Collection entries

============

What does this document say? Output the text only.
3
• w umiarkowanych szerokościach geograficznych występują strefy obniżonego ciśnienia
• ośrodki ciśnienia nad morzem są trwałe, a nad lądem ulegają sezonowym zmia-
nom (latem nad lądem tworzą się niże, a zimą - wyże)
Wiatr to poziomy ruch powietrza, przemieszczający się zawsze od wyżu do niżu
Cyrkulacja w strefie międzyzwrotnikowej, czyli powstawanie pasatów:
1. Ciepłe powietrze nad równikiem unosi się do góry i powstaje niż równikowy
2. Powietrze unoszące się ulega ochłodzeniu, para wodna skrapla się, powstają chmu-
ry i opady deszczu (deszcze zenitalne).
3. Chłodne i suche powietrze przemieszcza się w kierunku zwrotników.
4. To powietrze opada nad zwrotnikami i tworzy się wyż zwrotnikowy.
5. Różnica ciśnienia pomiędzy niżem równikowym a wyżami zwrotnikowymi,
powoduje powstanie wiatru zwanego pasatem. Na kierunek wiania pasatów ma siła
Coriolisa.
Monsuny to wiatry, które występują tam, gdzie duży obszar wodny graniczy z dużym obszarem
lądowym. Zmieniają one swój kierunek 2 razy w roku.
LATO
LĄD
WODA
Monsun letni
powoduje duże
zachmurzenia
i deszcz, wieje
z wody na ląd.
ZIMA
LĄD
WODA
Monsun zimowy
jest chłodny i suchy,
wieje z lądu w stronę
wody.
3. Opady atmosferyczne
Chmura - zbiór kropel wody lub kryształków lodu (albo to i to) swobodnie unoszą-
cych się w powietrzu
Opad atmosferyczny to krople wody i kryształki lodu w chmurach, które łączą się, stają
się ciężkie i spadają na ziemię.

============

Stated exercise: Return all the data exactly as given.

Result for this task:
What does this document say? Output the text only.
3
• w umiarkowanych szerokościach geograficznych występują strefy obniżonego ciśnienia
• ośrodki ciśnienia nad morzem są trwałe, a nad lądem ulegają sezonowym zmia-
nom (latem nad lądem tworzą się niże, a zimą - wyże)
Wiatr to poziomy ruch powietrza, przemieszczający się zawsze od wyżu do niżu
Cyrkulacja w strefie międzyzwrotnikowej, czyli powstawanie pasatów:
1. Ciepłe powietrze nad równikiem unosi się do góry i powstaje niż równikowy
2. Powietrze unoszące się ulega ochłodzeniu, para wodna skrapla się, powstają chmu-
ry i opady deszczu (deszcze zenitalne).
3. Chłodne i suche powietrze przemieszcza się w kierunku zwrotników.
4. To powietrze opada nad zwrotnikami i tworzy się wyż zwrotnikowy.
5. Różnica ciśnienia pomiędzy niżem równikowym a wyżami zwrotnikowymi,
powoduje powstanie wiatru zwanego pasatem. Na kierunek wiania pasatów ma siła
Coriolisa.
Monsuny to wiatry, które występują tam, gdzie duży obszar wodny graniczy z dużym obszarem
lądowym. Zmieniają one swój kierunek 2 razy w roku.
LATO
LĄD
WODA
Monsun letni
powoduje duże
zachmurzenia
i deszcz, wieje
z wody na ląd.
ZIMA
LĄD
WODA
Monsun zimowy
jest chłodny i suchy,
wieje z lądu w stronę
wody.
3. Opady atmosferyczne
Chmura - zbiór kropel wody lub kryształków lodu (albo to i to) swobodnie unoszą-
cych się w powietrzu
Opad atmosferyczny to krople wody i kryształki lodu w chmurach, które łączą się, stają
się ciężkie i spadają na ziemię.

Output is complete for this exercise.